Problem:
Go through the data below. Pull out every line that has the word "title".

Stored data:
++++++++++++++++++++

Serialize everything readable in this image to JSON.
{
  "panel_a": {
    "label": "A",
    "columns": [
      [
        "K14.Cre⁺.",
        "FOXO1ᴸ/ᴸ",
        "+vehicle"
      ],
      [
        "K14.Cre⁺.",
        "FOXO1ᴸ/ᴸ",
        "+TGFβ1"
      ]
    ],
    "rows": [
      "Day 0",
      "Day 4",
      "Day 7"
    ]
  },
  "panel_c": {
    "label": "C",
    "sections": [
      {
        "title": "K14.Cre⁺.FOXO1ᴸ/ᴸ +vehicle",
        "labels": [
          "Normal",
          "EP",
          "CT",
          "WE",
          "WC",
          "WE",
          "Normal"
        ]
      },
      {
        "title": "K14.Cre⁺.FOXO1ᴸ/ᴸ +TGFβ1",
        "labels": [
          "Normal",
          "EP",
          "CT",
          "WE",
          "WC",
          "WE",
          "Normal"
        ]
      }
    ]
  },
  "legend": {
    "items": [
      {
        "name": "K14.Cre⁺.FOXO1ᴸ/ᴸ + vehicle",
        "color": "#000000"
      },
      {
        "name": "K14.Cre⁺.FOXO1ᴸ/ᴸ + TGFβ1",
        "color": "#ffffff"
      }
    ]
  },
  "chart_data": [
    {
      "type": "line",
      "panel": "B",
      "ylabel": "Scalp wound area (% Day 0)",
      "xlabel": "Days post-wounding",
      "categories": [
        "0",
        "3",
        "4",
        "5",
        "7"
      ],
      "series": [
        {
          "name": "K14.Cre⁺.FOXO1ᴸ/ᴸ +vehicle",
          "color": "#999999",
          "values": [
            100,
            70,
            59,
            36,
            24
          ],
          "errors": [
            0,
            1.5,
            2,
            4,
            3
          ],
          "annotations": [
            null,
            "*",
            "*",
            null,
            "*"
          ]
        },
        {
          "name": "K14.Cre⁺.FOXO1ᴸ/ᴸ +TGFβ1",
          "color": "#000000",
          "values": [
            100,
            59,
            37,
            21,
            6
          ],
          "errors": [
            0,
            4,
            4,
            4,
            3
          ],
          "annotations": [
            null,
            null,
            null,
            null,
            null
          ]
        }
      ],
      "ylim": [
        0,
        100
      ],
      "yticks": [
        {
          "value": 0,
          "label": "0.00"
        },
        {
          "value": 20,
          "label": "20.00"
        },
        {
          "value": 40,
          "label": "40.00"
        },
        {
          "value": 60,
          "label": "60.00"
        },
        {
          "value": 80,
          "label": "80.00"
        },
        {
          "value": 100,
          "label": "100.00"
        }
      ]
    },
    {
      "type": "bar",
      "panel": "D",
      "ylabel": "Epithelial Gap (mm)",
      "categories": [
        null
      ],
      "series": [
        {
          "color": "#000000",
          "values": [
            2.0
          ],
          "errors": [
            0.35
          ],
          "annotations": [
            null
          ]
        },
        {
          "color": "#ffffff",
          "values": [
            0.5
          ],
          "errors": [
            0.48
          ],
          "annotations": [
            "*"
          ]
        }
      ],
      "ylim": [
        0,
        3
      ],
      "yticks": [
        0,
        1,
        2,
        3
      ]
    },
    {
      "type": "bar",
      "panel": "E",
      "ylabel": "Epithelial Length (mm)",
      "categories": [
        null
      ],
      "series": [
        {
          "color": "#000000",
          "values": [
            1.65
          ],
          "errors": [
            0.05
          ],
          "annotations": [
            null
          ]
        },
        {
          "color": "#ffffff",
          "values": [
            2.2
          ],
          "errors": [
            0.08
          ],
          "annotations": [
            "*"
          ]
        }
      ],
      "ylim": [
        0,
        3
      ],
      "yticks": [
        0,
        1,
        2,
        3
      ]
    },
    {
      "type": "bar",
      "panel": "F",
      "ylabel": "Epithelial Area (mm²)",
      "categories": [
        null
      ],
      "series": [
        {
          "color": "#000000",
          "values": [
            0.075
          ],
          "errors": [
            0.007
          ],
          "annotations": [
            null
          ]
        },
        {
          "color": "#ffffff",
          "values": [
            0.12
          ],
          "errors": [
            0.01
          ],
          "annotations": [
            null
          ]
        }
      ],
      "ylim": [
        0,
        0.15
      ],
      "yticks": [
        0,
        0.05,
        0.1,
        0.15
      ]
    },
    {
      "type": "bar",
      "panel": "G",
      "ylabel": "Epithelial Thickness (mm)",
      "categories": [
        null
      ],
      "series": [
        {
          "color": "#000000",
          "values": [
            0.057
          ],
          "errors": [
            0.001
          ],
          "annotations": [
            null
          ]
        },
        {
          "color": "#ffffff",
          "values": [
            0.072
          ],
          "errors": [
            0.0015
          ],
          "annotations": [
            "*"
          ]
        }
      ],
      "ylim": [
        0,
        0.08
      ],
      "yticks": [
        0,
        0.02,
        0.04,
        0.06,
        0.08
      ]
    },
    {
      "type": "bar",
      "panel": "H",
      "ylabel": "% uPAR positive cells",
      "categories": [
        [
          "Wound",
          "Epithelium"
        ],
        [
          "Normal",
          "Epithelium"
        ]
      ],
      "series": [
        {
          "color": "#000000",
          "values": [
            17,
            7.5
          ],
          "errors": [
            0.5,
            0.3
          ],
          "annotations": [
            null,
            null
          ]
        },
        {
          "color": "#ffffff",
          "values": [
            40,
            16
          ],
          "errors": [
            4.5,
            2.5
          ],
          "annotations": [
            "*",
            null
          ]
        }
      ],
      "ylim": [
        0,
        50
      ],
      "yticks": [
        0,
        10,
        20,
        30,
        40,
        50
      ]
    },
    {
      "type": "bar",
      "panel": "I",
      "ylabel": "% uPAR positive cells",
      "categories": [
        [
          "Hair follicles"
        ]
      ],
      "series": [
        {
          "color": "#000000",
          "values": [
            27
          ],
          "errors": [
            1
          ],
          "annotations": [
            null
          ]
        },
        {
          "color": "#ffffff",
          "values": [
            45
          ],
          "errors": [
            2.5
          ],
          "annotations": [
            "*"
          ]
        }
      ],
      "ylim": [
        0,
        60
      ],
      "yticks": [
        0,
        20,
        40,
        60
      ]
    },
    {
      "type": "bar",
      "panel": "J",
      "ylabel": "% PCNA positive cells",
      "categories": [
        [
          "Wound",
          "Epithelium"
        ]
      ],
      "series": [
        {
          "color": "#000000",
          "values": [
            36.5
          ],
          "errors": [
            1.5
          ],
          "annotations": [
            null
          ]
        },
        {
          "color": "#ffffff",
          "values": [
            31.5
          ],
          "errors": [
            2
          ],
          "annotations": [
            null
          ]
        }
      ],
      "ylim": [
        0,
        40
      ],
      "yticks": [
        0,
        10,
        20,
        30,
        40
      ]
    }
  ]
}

++++++++++++++++++++

Result:
        "title": "K14.Cre⁺.FOXO1ᴸ/ᴸ +vehicle",
        "title": "K14.Cre⁺.FOXO1ᴸ/ᴸ +TGFβ1",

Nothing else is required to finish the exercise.